GIVEN TASK :: Please revise the stretch from the start of the records through the line containing "legend-label-line: Wynik ze" by changing "chart-title" to "figure-title", with everything else left the same. Return only that stretch.

(Stored dataset items)
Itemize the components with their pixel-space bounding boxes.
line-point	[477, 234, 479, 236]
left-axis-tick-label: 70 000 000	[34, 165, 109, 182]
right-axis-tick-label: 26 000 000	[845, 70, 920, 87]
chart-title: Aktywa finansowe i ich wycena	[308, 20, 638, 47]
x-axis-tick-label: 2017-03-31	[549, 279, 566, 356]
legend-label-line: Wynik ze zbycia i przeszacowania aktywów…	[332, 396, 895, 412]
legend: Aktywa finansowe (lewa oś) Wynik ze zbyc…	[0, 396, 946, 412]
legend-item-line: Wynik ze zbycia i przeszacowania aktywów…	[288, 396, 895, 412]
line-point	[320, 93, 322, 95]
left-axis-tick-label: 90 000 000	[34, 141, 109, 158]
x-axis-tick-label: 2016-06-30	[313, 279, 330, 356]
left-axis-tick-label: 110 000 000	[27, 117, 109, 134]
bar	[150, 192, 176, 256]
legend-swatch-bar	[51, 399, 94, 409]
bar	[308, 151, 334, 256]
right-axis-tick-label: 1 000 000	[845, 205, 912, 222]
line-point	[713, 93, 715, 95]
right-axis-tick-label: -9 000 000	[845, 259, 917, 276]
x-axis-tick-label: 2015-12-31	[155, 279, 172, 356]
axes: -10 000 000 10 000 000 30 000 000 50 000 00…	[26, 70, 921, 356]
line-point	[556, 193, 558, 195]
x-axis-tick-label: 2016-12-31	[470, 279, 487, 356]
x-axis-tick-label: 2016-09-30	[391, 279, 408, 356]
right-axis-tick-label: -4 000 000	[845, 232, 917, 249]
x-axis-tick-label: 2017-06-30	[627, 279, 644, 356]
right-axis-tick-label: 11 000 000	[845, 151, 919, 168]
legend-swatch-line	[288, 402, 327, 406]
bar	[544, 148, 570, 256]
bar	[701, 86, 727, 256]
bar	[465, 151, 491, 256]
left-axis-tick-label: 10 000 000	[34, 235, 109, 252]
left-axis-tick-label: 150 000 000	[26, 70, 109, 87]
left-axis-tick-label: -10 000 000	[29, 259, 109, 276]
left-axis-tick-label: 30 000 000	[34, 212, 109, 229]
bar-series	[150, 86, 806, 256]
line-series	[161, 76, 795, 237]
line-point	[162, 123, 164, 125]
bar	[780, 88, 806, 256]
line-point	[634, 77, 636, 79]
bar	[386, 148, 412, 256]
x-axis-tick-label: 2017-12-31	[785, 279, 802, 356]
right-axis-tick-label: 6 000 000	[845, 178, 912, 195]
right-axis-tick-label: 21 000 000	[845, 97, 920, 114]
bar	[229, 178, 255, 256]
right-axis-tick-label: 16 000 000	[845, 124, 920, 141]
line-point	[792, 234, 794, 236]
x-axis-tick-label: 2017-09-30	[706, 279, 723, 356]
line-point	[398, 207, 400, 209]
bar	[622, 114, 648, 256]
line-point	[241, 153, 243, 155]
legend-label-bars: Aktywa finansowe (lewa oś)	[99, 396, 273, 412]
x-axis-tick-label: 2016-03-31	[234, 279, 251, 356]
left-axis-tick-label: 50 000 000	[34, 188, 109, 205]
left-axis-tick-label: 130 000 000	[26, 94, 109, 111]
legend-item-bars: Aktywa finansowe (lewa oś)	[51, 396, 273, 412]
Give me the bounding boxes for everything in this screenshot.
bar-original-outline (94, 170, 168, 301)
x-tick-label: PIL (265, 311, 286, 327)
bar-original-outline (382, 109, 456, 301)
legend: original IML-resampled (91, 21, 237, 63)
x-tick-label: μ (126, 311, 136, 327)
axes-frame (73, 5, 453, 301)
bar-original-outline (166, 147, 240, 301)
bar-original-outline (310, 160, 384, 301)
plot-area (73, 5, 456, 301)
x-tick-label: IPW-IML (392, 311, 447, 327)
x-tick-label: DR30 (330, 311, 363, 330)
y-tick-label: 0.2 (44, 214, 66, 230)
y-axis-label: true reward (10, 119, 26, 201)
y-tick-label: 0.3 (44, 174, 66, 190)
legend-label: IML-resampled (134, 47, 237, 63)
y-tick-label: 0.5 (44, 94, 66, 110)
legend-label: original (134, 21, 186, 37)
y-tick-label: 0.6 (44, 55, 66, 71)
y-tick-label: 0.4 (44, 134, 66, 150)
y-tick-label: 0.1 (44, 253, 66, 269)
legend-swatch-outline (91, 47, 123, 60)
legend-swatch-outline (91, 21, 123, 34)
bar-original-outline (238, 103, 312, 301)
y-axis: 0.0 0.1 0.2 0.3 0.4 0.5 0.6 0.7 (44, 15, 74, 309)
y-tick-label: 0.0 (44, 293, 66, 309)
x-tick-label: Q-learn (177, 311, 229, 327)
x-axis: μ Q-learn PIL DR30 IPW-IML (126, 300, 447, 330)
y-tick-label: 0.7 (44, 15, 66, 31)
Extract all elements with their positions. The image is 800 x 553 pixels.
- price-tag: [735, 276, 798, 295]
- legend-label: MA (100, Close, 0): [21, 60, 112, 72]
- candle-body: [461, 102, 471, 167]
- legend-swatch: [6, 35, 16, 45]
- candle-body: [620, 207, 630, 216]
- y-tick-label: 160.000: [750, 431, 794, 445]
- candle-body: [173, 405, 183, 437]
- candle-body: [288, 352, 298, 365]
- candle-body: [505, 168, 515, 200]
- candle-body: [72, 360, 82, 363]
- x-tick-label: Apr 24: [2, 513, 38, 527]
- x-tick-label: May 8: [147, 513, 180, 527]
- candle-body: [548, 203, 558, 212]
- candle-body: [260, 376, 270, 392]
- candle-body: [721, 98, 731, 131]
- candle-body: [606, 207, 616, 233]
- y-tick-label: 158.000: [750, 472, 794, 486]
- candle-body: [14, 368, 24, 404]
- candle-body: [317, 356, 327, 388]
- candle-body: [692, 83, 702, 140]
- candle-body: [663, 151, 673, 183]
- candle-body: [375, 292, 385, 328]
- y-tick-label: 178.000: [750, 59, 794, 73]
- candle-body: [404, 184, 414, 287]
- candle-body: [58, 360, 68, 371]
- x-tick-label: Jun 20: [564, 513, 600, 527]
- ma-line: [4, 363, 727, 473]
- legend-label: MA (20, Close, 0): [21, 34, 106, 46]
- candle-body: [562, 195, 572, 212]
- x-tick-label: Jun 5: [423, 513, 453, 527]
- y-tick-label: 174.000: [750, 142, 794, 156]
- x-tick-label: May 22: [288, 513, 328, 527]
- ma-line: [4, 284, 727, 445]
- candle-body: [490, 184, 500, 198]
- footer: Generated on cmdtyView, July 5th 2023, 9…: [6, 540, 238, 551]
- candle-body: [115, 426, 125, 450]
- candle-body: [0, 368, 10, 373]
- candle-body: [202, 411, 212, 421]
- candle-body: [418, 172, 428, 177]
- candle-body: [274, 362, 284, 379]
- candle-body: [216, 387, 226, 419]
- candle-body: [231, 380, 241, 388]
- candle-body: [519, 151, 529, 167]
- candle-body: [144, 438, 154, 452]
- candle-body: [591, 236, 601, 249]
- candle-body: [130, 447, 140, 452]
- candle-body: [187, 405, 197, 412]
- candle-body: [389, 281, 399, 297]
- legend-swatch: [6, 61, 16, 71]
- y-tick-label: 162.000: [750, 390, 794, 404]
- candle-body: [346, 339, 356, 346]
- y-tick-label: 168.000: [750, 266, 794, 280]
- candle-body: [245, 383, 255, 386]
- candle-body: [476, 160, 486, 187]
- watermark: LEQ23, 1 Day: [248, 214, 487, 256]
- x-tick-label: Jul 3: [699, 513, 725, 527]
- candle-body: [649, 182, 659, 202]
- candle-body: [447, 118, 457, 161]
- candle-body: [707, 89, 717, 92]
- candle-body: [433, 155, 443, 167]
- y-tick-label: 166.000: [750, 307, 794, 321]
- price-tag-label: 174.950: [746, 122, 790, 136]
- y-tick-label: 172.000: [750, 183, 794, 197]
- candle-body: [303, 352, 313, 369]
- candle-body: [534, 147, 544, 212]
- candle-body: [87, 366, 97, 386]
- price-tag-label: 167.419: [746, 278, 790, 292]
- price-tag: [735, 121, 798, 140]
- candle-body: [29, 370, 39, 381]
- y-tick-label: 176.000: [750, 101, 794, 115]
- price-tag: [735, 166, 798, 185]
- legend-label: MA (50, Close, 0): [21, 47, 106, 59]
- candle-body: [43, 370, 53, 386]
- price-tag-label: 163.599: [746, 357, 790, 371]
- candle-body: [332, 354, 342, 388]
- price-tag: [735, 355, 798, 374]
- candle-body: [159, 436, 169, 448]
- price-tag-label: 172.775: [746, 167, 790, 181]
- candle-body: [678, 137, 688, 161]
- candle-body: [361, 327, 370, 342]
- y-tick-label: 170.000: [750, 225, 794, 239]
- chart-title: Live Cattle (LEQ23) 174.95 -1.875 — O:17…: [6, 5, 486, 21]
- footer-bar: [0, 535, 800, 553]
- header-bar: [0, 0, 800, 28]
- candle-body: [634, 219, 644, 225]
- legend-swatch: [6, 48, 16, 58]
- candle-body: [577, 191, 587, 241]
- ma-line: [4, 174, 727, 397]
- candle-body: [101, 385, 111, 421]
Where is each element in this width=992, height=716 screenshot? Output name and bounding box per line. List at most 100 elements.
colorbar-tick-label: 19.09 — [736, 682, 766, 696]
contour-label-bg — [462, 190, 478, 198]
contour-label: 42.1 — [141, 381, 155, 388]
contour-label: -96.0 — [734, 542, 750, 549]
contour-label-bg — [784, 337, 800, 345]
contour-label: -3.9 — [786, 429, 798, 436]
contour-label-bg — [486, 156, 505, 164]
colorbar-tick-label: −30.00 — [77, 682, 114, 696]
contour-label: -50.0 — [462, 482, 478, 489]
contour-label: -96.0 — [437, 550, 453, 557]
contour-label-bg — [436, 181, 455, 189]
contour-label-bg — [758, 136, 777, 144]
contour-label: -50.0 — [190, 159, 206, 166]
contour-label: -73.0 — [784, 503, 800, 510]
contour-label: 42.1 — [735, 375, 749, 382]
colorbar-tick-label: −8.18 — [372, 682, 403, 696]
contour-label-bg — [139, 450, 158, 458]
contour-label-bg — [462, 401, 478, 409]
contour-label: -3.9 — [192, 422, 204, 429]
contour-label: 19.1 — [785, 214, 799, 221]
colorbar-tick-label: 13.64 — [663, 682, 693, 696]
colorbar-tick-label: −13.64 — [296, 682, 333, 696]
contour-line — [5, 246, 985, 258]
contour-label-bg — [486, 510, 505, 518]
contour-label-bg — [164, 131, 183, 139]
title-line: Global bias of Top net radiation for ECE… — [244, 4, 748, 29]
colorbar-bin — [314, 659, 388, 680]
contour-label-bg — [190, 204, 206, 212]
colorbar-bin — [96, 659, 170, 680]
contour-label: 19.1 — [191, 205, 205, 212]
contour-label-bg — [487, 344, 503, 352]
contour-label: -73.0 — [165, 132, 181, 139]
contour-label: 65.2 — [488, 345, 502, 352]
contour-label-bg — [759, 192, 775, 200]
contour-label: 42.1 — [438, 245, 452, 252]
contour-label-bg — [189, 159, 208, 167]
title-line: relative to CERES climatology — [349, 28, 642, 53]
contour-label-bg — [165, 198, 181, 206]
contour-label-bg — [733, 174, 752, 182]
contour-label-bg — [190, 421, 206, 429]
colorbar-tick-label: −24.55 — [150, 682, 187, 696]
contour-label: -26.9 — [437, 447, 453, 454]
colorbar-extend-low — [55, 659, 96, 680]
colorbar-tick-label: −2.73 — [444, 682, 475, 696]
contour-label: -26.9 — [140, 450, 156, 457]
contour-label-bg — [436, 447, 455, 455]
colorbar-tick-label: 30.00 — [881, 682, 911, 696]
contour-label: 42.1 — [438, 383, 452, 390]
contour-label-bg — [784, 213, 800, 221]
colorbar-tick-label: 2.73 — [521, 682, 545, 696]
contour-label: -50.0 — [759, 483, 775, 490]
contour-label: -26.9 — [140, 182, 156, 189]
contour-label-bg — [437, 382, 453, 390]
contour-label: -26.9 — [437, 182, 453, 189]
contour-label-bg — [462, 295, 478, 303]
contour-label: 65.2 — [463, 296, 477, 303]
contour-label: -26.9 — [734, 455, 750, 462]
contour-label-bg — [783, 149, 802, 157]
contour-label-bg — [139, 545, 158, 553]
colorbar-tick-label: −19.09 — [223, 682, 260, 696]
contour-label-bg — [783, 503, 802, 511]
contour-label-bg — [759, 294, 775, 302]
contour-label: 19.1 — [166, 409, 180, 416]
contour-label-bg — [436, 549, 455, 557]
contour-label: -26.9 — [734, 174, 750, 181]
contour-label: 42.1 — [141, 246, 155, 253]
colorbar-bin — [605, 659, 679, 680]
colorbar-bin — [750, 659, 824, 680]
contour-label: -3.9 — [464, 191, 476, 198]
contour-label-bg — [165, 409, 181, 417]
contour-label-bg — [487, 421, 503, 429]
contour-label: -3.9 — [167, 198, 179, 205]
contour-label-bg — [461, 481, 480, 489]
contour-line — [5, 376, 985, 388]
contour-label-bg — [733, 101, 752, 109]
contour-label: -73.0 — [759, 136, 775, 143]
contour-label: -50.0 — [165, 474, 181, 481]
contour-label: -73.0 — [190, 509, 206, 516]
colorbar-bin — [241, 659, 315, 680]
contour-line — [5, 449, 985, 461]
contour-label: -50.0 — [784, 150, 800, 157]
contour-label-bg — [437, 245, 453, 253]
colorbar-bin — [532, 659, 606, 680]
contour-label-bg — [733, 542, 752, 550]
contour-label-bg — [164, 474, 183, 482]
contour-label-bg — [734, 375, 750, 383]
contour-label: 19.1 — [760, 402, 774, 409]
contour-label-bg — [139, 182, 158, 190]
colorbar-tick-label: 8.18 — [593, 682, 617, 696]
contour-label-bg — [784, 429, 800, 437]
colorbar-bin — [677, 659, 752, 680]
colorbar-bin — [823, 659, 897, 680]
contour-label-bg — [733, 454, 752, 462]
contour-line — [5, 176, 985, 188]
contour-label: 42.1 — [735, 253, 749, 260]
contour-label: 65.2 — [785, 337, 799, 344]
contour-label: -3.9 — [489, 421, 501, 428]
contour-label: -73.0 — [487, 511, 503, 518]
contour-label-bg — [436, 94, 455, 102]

EXPECTED ANSWER ::
Itemize the components with their pixel-space bounding boxes.
line-point	[477, 234, 479, 236]
left-axis-tick-label: 70 000 000	[34, 165, 109, 182]
right-axis-tick-label: 26 000 000	[845, 70, 920, 87]
figure-title: Aktywa finansowe i ich wycena	[308, 20, 638, 47]
x-axis-tick-label: 2017-03-31	[549, 279, 566, 356]
legend-label-line: Wynik ze zbycia i przeszacowania aktywów…	[332, 396, 895, 412]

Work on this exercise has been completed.